* **Task to carry out**
Return all records exactly. Nothing may be added.

* **Extracted data entries**
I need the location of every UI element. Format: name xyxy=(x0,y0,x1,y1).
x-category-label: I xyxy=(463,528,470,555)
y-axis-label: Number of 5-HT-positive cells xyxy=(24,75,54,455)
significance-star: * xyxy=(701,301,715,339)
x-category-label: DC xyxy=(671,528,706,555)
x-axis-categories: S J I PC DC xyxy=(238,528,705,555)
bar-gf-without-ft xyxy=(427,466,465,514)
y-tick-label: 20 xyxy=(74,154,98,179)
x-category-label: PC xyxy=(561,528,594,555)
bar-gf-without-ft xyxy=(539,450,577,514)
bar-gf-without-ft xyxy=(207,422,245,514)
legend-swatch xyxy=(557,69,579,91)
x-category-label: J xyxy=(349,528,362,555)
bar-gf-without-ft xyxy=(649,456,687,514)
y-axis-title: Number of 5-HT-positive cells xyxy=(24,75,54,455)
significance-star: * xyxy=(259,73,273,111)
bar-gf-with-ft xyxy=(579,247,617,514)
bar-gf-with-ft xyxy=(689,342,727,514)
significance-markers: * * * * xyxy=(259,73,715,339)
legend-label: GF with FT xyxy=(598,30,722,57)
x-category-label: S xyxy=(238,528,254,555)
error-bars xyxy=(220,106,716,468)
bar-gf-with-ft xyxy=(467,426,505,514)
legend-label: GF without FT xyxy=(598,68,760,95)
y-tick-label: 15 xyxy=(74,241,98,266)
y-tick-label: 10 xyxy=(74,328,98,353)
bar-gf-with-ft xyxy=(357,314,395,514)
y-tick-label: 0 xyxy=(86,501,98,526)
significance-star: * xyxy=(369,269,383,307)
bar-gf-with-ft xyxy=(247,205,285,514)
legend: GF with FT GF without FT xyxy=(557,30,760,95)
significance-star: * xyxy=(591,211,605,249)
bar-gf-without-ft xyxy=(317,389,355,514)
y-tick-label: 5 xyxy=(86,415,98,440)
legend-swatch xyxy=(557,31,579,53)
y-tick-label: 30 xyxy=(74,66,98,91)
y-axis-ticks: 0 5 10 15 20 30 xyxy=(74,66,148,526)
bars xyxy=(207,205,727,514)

* **Answer space**
I need the location of every UI element. Format: name xyxy=(x0,y0,x1,y1).
x-category-label: I xyxy=(463,528,470,555)
y-axis-label: Number of 5-HT-positive cells xyxy=(24,75,54,455)
significance-star: * xyxy=(701,301,715,339)
x-category-label: DC xyxy=(671,528,706,555)
x-axis-categories: S J I PC DC xyxy=(238,528,705,555)
bar-gf-without-ft xyxy=(427,466,465,514)
y-tick-label: 20 xyxy=(74,154,98,179)
x-category-label: PC xyxy=(561,528,594,555)
bar-gf-without-ft xyxy=(539,450,577,514)
bar-gf-without-ft xyxy=(207,422,245,514)
legend-swatch xyxy=(557,69,579,91)
x-category-label: J xyxy=(349,528,362,555)
bar-gf-without-ft xyxy=(649,456,687,514)
y-axis-title: Number of 5-HT-positive cells xyxy=(24,75,54,455)
significance-star: * xyxy=(259,73,273,111)
bar-gf-with-ft xyxy=(579,247,617,514)
bar-gf-with-ft xyxy=(689,342,727,514)
significance-markers: * * * * xyxy=(259,73,715,339)
legend-label: GF with FT xyxy=(598,30,722,57)
x-category-label: S xyxy=(238,528,254,555)
error-bars xyxy=(220,106,716,468)
bar-gf-with-ft xyxy=(467,426,505,514)
legend-label: GF without FT xyxy=(598,68,760,95)
y-tick-label: 15 xyxy=(74,241,98,266)
y-tick-label: 10 xyxy=(74,328,98,353)
bar-gf-with-ft xyxy=(357,314,395,514)
y-tick-label: 0 xyxy=(86,501,98,526)
significance-star: * xyxy=(369,269,383,307)
bar-gf-with-ft xyxy=(247,205,285,514)
legend: GF with FT GF without FT xyxy=(557,30,760,95)
significance-star: * xyxy=(591,211,605,249)
bar-gf-without-ft xyxy=(317,389,355,514)
y-tick-label: 5 xyxy=(86,415,98,440)
legend-swatch xyxy=(557,31,579,53)
y-tick-label: 30 xyxy=(74,66,98,91)
y-axis-ticks: 0 5 10 15 20 30 xyxy=(74,66,148,526)
bars xyxy=(207,205,727,514)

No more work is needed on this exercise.